Check every line below for the word "Shaly" and copy the ones that have it.

%%

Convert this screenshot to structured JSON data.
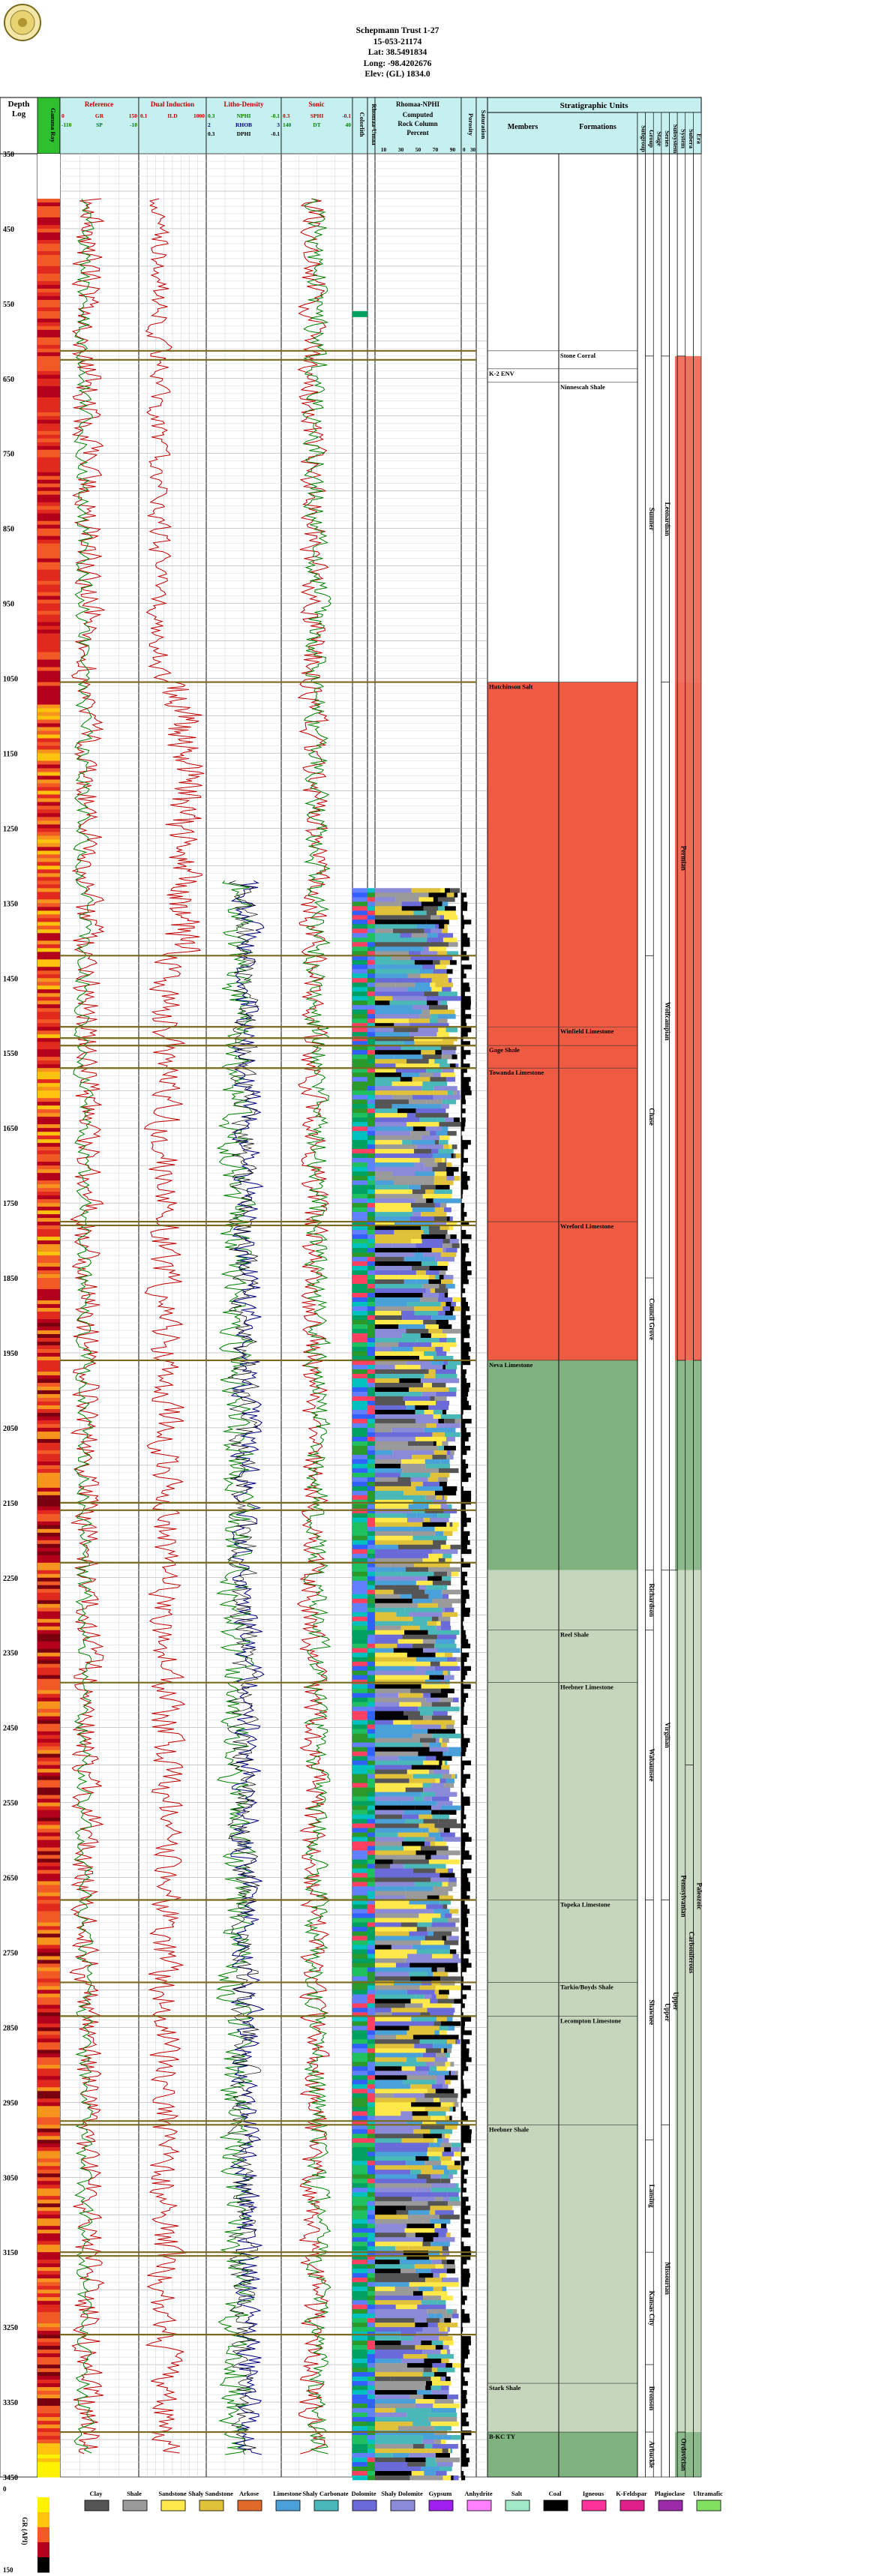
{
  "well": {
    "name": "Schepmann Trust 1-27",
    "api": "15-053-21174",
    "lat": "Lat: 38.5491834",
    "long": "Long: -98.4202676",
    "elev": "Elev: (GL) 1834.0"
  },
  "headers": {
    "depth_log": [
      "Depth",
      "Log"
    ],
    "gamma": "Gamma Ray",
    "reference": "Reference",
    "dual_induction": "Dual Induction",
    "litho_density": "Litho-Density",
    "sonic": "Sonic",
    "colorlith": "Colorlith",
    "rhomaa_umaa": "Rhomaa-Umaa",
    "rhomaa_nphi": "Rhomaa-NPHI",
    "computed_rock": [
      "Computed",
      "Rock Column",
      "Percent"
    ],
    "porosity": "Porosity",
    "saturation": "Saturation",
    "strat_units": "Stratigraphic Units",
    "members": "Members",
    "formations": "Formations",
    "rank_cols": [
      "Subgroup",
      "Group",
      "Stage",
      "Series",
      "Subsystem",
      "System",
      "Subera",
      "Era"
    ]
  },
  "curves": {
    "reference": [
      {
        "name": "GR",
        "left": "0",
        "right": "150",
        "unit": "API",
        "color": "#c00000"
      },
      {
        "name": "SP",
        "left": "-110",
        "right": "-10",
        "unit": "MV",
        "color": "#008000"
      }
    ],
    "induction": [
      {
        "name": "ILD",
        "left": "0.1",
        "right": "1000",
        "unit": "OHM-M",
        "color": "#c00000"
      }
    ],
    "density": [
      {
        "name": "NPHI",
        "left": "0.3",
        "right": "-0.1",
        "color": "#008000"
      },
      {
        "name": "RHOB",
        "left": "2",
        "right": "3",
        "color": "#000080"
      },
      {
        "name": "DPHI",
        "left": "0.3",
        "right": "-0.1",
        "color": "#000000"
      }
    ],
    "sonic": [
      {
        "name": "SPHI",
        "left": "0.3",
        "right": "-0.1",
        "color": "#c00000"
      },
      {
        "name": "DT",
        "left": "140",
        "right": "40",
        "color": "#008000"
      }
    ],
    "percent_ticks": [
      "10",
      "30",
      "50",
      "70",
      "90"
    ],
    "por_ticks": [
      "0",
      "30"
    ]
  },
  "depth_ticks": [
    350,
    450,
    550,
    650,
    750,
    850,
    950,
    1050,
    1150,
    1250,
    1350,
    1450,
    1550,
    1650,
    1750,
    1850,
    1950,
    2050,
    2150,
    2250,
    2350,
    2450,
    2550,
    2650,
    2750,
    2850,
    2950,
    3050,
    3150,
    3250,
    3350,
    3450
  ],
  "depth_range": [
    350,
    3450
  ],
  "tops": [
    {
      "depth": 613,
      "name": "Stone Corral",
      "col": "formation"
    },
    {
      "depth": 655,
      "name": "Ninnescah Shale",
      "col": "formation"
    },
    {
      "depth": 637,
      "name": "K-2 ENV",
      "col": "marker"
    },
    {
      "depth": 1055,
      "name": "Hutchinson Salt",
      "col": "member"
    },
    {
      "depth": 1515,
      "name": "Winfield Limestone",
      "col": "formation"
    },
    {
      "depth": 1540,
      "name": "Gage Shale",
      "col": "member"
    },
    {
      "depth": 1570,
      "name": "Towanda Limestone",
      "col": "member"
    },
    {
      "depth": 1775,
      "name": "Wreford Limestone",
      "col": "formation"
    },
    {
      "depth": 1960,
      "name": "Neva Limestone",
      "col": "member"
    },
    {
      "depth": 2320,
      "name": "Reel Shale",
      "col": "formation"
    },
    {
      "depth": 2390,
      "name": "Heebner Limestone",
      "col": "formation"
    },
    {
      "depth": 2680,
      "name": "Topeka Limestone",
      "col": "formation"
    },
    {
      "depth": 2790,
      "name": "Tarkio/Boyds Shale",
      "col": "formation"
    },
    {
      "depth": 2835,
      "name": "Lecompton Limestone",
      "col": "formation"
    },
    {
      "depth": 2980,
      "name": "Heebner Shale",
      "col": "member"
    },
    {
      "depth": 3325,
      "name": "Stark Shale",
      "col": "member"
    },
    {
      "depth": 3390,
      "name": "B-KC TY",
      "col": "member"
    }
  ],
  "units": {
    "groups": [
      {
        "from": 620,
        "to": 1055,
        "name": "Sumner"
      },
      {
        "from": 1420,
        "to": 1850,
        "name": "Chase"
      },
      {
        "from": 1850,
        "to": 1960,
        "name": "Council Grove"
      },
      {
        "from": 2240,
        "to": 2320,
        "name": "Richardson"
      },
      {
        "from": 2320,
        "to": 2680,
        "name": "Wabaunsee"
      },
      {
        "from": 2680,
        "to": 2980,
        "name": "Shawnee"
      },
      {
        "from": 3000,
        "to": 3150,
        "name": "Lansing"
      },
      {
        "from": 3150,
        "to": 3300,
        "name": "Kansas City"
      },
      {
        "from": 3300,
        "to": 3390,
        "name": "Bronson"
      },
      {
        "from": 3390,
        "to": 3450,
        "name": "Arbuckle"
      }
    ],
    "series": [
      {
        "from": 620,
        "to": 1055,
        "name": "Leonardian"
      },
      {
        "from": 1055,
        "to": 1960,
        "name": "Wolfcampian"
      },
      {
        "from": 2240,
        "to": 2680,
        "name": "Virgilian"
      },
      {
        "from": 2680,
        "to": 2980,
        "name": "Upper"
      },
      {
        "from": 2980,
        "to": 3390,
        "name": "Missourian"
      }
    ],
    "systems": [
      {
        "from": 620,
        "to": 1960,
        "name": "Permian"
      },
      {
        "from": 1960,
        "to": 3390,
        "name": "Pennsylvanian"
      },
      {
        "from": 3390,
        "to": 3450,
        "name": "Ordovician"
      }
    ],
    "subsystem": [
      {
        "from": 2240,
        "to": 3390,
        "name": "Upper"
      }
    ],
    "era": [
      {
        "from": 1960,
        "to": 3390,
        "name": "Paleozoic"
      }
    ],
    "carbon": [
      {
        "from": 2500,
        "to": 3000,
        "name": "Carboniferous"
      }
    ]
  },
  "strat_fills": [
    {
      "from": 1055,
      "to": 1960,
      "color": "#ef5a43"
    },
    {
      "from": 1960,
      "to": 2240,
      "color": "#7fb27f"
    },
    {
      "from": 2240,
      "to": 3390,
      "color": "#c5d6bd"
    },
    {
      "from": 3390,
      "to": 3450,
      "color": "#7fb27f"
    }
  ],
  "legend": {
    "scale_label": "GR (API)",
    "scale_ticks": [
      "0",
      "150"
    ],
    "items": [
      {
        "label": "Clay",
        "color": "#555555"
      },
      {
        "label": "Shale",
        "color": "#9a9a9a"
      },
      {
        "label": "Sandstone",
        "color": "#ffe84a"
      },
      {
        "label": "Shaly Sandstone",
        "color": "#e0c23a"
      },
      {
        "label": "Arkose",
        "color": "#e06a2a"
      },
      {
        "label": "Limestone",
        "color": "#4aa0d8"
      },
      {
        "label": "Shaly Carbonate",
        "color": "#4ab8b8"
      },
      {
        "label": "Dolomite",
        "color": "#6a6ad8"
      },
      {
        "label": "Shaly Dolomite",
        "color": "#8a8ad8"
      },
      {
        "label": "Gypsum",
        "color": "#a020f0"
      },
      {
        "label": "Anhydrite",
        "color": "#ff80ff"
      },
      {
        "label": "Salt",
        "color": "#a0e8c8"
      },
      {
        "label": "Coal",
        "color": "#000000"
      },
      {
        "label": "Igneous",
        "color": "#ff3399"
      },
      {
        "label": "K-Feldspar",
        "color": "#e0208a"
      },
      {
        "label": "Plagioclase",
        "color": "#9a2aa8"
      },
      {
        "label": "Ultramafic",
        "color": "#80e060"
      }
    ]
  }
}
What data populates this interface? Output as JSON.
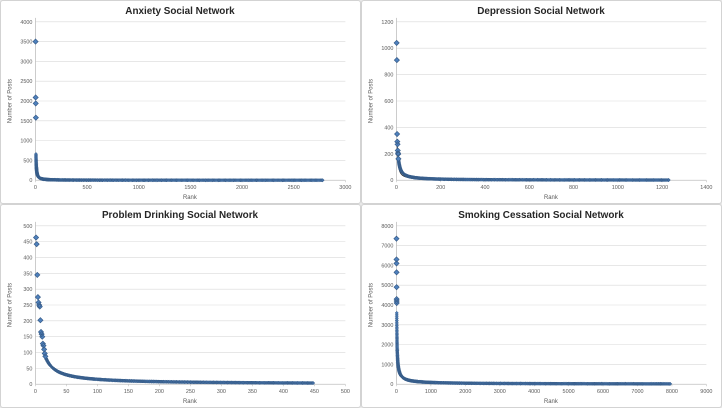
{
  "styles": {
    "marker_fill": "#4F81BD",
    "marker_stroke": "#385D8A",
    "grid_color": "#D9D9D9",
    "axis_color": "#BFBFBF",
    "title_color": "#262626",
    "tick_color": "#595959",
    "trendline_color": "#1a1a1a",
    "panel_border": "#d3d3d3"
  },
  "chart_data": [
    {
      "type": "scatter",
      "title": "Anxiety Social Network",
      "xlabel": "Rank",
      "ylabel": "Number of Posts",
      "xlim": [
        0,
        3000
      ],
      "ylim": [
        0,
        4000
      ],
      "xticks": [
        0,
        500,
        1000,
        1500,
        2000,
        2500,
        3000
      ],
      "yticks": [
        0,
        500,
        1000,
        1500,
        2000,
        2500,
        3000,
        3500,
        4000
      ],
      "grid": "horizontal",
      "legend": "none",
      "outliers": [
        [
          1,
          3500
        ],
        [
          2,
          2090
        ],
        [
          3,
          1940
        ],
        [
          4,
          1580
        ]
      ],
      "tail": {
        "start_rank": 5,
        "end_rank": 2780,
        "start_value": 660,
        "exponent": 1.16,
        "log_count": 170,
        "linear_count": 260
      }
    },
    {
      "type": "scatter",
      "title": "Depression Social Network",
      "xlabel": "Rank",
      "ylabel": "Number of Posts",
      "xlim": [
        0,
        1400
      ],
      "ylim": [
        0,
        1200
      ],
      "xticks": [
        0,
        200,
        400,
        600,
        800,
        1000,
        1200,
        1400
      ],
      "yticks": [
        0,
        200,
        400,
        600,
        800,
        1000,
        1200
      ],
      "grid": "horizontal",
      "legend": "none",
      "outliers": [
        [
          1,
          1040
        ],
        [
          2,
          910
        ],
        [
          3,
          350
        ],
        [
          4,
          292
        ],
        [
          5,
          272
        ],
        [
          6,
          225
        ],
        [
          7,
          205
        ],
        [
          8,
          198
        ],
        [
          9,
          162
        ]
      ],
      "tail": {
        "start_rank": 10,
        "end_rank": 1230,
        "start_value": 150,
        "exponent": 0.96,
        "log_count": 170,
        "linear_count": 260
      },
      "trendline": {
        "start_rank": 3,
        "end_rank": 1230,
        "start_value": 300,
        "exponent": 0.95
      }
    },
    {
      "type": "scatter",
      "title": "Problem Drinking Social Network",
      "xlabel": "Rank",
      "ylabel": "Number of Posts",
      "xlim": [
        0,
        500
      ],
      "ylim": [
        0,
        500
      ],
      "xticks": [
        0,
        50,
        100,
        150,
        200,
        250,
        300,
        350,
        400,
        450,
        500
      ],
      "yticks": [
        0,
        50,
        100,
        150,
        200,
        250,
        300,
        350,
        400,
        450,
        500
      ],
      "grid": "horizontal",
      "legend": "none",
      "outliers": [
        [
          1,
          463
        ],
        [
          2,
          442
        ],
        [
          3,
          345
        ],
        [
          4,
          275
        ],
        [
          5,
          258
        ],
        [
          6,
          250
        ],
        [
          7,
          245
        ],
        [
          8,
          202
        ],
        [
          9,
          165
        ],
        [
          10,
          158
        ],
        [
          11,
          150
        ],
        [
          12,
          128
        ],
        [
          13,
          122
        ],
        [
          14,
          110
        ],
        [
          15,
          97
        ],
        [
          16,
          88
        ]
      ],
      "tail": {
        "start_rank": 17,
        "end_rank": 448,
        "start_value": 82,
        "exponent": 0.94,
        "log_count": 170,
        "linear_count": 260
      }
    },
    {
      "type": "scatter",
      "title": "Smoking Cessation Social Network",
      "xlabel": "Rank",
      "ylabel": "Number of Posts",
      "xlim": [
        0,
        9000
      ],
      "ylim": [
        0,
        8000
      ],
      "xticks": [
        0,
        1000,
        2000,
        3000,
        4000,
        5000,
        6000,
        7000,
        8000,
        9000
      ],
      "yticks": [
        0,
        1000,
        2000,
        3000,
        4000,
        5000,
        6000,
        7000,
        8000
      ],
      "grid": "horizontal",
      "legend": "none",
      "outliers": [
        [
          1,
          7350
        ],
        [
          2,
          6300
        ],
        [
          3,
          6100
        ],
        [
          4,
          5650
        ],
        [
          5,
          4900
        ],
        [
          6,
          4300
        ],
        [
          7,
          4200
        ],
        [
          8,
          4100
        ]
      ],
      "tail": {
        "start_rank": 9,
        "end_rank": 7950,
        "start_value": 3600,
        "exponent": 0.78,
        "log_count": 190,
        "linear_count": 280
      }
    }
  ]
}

%%

Reply:
        "label": "Shaly Sandstone",
        "label": "Shaly Carbonate",
        "label": "Shaly Dolomite",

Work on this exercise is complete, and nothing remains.